Exercise description: Across the data below, how many lines hold "only"? Answer with that number and nothing else.

Document page data
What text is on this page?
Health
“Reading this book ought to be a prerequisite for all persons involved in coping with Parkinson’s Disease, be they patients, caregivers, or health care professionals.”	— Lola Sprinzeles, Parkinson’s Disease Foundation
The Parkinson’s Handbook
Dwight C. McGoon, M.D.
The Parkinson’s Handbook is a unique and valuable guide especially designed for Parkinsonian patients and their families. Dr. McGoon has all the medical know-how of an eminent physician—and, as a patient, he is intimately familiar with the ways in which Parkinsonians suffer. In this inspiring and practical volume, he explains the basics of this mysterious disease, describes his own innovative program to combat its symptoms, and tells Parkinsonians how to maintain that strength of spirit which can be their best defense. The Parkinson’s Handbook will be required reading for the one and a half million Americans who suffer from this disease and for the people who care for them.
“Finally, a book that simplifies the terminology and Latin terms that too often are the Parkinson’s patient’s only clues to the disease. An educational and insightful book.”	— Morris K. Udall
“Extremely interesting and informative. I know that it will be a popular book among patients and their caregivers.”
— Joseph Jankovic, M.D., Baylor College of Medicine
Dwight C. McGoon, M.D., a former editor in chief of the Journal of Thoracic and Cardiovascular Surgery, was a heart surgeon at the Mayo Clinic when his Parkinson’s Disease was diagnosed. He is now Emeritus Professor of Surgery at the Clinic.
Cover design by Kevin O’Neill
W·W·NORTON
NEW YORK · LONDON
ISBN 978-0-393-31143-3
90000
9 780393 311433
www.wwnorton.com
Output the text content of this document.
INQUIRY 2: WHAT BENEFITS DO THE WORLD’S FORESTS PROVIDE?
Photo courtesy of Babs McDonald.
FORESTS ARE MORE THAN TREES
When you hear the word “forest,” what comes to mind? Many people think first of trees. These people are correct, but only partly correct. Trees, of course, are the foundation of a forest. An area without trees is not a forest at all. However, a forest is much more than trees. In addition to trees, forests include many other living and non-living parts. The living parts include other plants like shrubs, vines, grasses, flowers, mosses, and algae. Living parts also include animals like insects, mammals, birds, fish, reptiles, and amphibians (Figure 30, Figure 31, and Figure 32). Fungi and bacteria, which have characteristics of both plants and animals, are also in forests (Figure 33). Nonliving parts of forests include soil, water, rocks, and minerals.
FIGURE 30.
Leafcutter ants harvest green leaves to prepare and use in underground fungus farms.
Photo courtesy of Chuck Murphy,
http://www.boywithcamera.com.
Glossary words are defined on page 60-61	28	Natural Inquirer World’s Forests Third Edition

Solved exercise: 2